Transcribe nothing but the lines from the one with "Convert this screenshot" to the end of the entries, both included, keeping each exact and leaving every picture out.
[Start]
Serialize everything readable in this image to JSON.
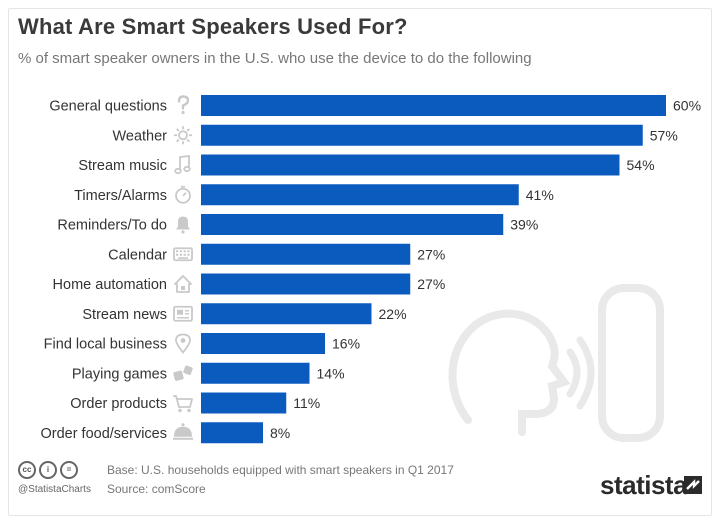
{
  "header": {
    "title": "What Are Smart Speakers Used For?",
    "subtitle": "% of smart speaker owners in the U.S. who use the device to do the following"
  },
  "colors": {
    "bar": "#0b5bbf",
    "label": "#333333",
    "icon": "#c9c9c9",
    "background_art": "#e9e9e9"
  },
  "chart_data": {
    "type": "bar",
    "orientation": "horizontal",
    "categories": [
      "General questions",
      "Weather",
      "Stream music",
      "Timers/Alarms",
      "Reminders/To do",
      "Calendar",
      "Home automation",
      "Stream news",
      "Find local business",
      "Playing games",
      "Order products",
      "Order food/services"
    ],
    "values": [
      60,
      57,
      54,
      41,
      39,
      27,
      27,
      22,
      16,
      14,
      11,
      8
    ],
    "value_labels": [
      "60%",
      "57%",
      "54%",
      "41%",
      "39%",
      "27%",
      "27%",
      "22%",
      "16%",
      "14%",
      "11%",
      "8%"
    ],
    "category_icons": [
      "question-icon",
      "sun-icon",
      "music-note-icon",
      "stopwatch-icon",
      "bell-icon",
      "keyboard-icon",
      "house-icon",
      "newspaper-icon",
      "map-pin-icon",
      "dice-icon",
      "shopping-cart-icon",
      "cloche-icon"
    ],
    "xlim": [
      0,
      60
    ],
    "grid": false,
    "legend": "none"
  },
  "footer": {
    "base": "Base: U.S. households equipped with smart speakers in Q1 2017",
    "source": "Source: comScore",
    "handle": "@StatistaCharts",
    "brand": "statista"
  }
}
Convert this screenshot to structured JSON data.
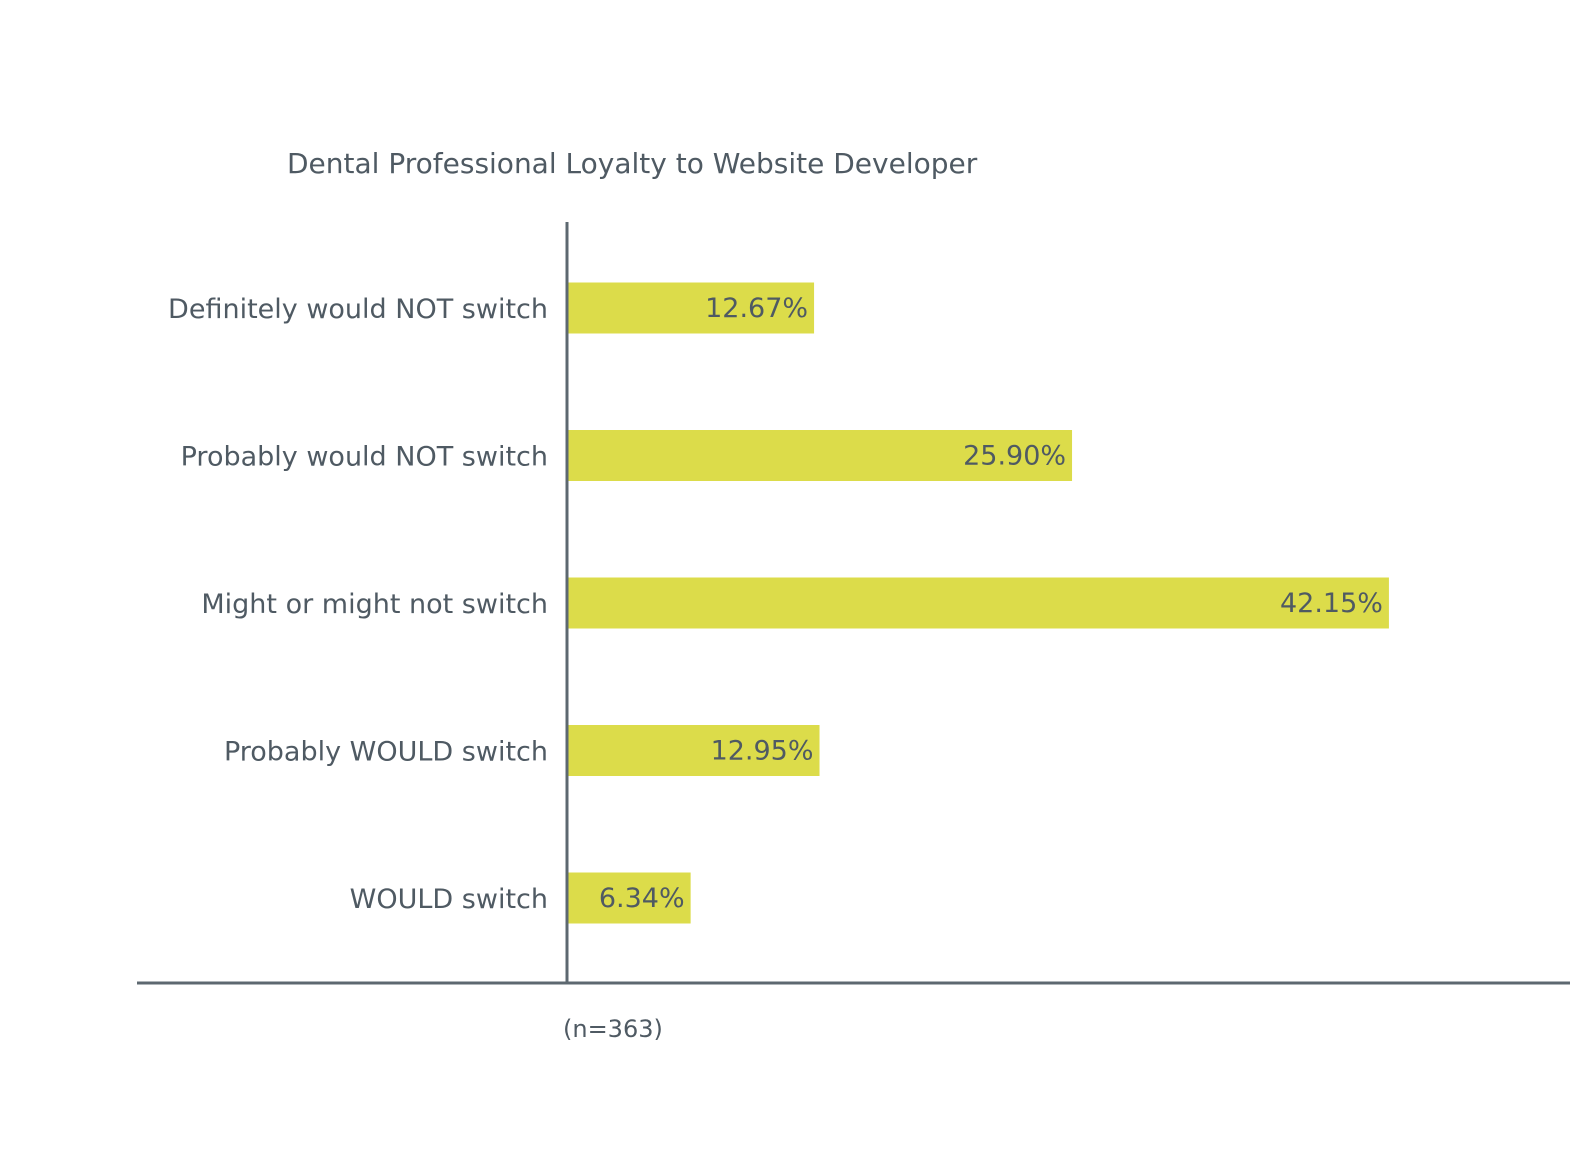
{
  "chart_data": {
    "type": "bar",
    "orientation": "horizontal",
    "title": "Dental Professional Loyalty to Website Developer",
    "categories": [
      "Definitely would NOT switch",
      "Probably would NOT switch",
      "Might or might not switch",
      "Probably WOULD switch",
      "WOULD switch"
    ],
    "values": [
      12.67,
      25.9,
      42.15,
      12.95,
      6.34
    ],
    "value_labels": [
      "12.67%",
      "25.90%",
      "42.15%",
      "12.95%",
      "6.34%"
    ],
    "unit": "%",
    "xlim": [
      0,
      60
    ],
    "grid": false,
    "legend": "none",
    "note": "(n=363)",
    "colors": {
      "bar": "#dcdc4a",
      "axis": "#5d6870",
      "text": "#4f5a63"
    }
  }
}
[End]
▶ **Result**
Convert this screenshot to structured JSON data.
{
  "chart_data": {
    "type": "bar",
    "orientation": "horizontal",
    "title": "Dental Professional Loyalty to Website Developer",
    "categories": [
      "Definitely would NOT switch",
      "Probably would NOT switch",
      "Might or might not switch",
      "Probably WOULD switch",
      "WOULD switch"
    ],
    "values": [
      12.67,
      25.9,
      42.15,
      12.95,
      6.34
    ],
    "value_labels": [
      "12.67%",
      "25.90%",
      "42.15%",
      "12.95%",
      "6.34%"
    ],
    "unit": "%",
    "xlim": [
      0,
      60
    ],
    "grid": false,
    "legend": "none",
    "note": "(n=363)",
    "colors": {
      "bar": "#dcdc4a",
      "axis": "#5d6870",
      "text": "#4f5a63"
    }
  }
}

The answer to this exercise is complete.